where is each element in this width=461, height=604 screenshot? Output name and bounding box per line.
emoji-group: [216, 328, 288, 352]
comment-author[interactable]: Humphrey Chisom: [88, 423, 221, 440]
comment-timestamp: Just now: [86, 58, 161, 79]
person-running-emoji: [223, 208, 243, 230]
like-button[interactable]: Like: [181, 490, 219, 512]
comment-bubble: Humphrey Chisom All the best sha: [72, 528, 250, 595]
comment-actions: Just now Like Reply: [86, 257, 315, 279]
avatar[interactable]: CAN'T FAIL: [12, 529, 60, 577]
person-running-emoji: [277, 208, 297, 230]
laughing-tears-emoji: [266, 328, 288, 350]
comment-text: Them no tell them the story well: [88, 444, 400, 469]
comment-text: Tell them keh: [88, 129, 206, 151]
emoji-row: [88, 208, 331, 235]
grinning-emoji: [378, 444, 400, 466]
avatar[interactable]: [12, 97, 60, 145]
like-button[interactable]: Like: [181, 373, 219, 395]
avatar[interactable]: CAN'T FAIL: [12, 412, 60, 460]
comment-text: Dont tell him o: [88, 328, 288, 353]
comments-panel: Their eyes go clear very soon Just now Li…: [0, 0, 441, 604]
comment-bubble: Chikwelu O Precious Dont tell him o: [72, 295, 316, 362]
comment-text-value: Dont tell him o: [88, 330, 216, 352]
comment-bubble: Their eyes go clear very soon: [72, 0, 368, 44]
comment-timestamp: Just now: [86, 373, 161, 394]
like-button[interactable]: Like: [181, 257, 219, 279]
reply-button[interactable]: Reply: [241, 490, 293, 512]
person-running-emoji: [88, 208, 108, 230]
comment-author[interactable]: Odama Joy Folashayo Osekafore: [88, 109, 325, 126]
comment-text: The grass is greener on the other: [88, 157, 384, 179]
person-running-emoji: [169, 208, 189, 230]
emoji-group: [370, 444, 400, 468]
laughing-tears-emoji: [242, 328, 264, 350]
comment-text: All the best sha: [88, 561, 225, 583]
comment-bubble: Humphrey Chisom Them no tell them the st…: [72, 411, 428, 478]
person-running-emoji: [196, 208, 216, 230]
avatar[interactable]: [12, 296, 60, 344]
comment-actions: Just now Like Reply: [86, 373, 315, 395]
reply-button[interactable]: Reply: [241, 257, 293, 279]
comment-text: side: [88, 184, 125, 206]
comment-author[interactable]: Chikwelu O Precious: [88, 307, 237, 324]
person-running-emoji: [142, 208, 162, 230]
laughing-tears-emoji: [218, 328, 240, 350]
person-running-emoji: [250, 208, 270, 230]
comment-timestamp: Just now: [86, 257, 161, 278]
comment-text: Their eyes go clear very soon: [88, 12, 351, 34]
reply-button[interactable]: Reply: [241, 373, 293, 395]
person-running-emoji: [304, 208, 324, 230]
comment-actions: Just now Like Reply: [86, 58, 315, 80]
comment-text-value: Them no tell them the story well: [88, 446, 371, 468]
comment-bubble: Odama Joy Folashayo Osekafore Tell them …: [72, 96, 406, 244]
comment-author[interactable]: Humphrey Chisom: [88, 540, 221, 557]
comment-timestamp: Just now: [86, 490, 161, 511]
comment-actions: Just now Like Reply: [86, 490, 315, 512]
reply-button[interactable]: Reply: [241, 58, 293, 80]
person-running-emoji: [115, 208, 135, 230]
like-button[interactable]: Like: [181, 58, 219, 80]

**TASK DIRECTIONS**.
Return every line of the data above verbatim, in its original order.

**RESPONSE TO THE TASK**.
where is each element in this width=461, height=604 screenshot? Output name and bounding box per line.
emoji-group: [216, 328, 288, 352]
comment-author[interactable]: Humphrey Chisom: [88, 423, 221, 440]
comment-timestamp: Just now: [86, 58, 161, 79]
person-running-emoji: [223, 208, 243, 230]
like-button[interactable]: Like: [181, 490, 219, 512]
comment-bubble: Humphrey Chisom All the best sha: [72, 528, 250, 595]
comment-actions: Just now Like Reply: [86, 257, 315, 279]
avatar[interactable]: CAN'T FAIL: [12, 529, 60, 577]
person-running-emoji: [277, 208, 297, 230]
laughing-tears-emoji: [266, 328, 288, 350]
comment-text: Them no tell them the story well: [88, 444, 400, 469]
comment-text: Tell them keh: [88, 129, 206, 151]
emoji-row: [88, 208, 331, 235]
grinning-emoji: [378, 444, 400, 466]
avatar[interactable]: [12, 97, 60, 145]
like-button[interactable]: Like: [181, 373, 219, 395]
avatar[interactable]: CAN'T FAIL: [12, 412, 60, 460]
comment-text: Dont tell him o: [88, 328, 288, 353]
comments-panel: Their eyes go clear very soon Just now Li…: [0, 0, 441, 604]
comment-bubble: Chikwelu O Precious Dont tell him o: [72, 295, 316, 362]
comment-text-value: Dont tell him o: [88, 330, 216, 352]
comment-bubble: Their eyes go clear very soon: [72, 0, 368, 44]
comment-timestamp: Just now: [86, 373, 161, 394]
like-button[interactable]: Like: [181, 257, 219, 279]
reply-button[interactable]: Reply: [241, 490, 293, 512]
person-running-emoji: [88, 208, 108, 230]
comment-author[interactable]: Odama Joy Folashayo Osekafore: [88, 109, 325, 126]
comment-text: The grass is greener on the other: [88, 157, 384, 179]
person-running-emoji: [169, 208, 189, 230]
emoji-group: [370, 444, 400, 468]
laughing-tears-emoji: [242, 328, 264, 350]
comment-text: All the best sha: [88, 561, 225, 583]
comment-bubble: Humphrey Chisom Them no tell them the st…: [72, 411, 428, 478]
person-running-emoji: [196, 208, 216, 230]
avatar[interactable]: [12, 296, 60, 344]
comment-actions: Just now Like Reply: [86, 373, 315, 395]
reply-button[interactable]: Reply: [241, 257, 293, 279]
comment-text: side: [88, 184, 125, 206]
comment-author[interactable]: Chikwelu O Precious: [88, 307, 237, 324]
person-running-emoji: [142, 208, 162, 230]
laughing-tears-emoji: [218, 328, 240, 350]
person-running-emoji: [250, 208, 270, 230]
comment-timestamp: Just now: [86, 257, 161, 278]
comment-text: Their eyes go clear very soon: [88, 12, 351, 34]
reply-button[interactable]: Reply: [241, 373, 293, 395]
person-running-emoji: [304, 208, 324, 230]
comment-actions: Just now Like Reply: [86, 58, 315, 80]
comment-text-value: Them no tell them the story well: [88, 446, 371, 468]
comment-bubble: Odama Joy Folashayo Osekafore Tell them …: [72, 96, 406, 244]
comment-author[interactable]: Humphrey Chisom: [88, 540, 221, 557]
comment-timestamp: Just now: [86, 490, 161, 511]
comment-actions: Just now Like Reply: [86, 490, 315, 512]
reply-button[interactable]: Reply: [241, 58, 293, 80]
person-running-emoji: [115, 208, 135, 230]
like-button[interactable]: Like: [181, 58, 219, 80]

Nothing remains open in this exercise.